■ Your goal ■
Scan the lines below; pull out those with "BEGIN".

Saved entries

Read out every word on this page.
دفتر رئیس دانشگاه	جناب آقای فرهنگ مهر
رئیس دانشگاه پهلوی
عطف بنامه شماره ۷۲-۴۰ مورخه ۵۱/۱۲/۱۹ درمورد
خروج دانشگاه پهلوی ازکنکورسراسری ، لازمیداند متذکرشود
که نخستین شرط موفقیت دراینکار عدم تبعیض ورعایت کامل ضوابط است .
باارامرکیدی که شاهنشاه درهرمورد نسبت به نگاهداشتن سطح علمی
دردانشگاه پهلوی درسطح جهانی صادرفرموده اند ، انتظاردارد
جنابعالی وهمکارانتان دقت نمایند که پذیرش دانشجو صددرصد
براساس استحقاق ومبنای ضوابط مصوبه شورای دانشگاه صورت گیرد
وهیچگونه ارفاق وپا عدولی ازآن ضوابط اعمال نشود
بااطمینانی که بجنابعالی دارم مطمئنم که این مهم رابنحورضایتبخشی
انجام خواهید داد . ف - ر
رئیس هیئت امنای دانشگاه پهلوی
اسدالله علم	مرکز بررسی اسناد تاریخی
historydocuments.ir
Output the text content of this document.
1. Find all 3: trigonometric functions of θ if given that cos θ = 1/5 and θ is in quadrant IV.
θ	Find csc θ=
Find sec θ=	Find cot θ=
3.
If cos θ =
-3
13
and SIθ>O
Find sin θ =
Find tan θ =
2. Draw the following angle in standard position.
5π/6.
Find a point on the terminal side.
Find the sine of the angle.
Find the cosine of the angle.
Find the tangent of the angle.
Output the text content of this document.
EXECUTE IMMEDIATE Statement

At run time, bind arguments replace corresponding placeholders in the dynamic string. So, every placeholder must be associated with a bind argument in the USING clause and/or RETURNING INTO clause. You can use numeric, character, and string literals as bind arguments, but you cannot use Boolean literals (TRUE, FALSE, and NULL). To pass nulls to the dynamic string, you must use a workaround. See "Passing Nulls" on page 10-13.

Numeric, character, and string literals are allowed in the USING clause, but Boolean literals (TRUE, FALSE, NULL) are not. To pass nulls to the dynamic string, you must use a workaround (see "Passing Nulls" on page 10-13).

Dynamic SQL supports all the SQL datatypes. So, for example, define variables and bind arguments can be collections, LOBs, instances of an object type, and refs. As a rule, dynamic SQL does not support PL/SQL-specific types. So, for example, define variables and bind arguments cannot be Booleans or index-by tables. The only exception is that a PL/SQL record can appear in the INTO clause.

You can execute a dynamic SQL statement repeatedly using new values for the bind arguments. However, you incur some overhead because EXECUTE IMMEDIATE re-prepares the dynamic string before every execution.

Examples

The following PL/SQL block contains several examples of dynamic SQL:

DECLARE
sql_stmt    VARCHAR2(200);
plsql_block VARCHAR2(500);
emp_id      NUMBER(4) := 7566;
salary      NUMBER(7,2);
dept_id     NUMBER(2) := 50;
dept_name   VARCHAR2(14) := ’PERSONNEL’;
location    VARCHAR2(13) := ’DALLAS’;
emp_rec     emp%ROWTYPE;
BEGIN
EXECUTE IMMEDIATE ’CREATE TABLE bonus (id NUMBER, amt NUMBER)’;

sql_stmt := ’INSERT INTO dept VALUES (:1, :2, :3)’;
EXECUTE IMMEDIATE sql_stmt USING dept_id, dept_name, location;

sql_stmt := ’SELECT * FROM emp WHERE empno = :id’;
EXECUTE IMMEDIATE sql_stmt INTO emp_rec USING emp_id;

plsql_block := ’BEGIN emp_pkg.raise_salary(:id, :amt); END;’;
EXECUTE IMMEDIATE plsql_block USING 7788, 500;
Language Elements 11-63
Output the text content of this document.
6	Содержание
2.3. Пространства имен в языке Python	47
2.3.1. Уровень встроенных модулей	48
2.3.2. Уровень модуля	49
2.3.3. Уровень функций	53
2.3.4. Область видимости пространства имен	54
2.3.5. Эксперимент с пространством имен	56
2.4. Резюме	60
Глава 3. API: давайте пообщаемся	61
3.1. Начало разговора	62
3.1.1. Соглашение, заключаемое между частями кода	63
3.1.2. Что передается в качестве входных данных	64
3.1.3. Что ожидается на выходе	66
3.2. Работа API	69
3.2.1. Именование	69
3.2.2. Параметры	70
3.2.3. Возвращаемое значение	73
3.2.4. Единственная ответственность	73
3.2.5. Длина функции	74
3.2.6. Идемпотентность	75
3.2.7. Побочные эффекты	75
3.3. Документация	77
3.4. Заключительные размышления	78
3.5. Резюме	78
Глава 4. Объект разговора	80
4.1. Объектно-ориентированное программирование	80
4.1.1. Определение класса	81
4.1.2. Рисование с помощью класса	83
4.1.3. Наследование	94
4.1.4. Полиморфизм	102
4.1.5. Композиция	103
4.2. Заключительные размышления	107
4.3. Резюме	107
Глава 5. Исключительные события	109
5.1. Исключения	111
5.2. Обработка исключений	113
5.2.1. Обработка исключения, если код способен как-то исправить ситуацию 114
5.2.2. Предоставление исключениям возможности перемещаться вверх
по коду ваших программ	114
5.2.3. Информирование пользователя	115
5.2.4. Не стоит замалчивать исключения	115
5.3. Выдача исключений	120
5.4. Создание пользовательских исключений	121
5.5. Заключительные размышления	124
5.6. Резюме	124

■ The response ■
BEGIN
plsql_block := ’BEGIN emp_pkg.raise_salary(:id, :amt); END;’;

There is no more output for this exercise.